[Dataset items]
[start]

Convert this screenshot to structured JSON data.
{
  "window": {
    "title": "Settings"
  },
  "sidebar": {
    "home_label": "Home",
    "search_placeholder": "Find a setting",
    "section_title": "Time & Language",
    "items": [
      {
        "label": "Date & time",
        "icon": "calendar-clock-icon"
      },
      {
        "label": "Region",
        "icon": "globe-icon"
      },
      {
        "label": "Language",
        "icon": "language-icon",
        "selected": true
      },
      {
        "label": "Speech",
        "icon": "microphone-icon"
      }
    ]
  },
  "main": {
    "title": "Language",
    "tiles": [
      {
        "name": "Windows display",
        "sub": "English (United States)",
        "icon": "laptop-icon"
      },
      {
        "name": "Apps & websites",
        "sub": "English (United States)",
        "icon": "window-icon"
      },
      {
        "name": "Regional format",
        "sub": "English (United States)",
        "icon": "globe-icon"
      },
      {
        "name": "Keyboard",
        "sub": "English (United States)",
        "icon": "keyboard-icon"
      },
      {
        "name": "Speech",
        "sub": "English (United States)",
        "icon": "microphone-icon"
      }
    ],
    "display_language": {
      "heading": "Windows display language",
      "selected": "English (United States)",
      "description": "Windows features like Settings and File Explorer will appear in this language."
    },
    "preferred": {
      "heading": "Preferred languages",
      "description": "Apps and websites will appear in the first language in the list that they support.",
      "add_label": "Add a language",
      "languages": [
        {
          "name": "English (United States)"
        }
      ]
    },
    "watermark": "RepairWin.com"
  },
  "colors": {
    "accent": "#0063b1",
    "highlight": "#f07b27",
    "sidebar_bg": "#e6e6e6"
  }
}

[end]

Write out every record shown above, word for word.

» Answer below
Convert this screenshot to structured JSON data.
{
  "window": {
    "title": "Settings"
  },
  "sidebar": {
    "home_label": "Home",
    "search_placeholder": "Find a setting",
    "section_title": "Time & Language",
    "items": [
      {
        "label": "Date & time",
        "icon": "calendar-clock-icon"
      },
      {
        "label": "Region",
        "icon": "globe-icon"
      },
      {
        "label": "Language",
        "icon": "language-icon",
        "selected": true
      },
      {
        "label": "Speech",
        "icon": "microphone-icon"
      }
    ]
  },
  "main": {
    "title": "Language",
    "tiles": [
      {
        "name": "Windows display",
        "sub": "English (United States)",
        "icon": "laptop-icon"
      },
      {
        "name": "Apps & websites",
        "sub": "English (United States)",
        "icon": "window-icon"
      },
      {
        "name": "Regional format",
        "sub": "English (United States)",
        "icon": "globe-icon"
      },
      {
        "name": "Keyboard",
        "sub": "English (United States)",
        "icon": "keyboard-icon"
      },
      {
        "name": "Speech",
        "sub": "English (United States)",
        "icon": "microphone-icon"
      }
    ],
    "display_language": {
      "heading": "Windows display language",
      "selected": "English (United States)",
      "description": "Windows features like Settings and File Explorer will appear in this language."
    },
    "preferred": {
      "heading": "Preferred languages",
      "description": "Apps and websites will appear in the first language in the list that they support.",
      "add_label": "Add a language",
      "languages": [
        {
          "name": "English (United States)"
        }
      ]
    },
    "watermark": "RepairWin.com"
  },
  "colors": {
    "accent": "#0063b1",
    "highlight": "#f07b27",
    "sidebar_bg": "#e6e6e6"
  }
}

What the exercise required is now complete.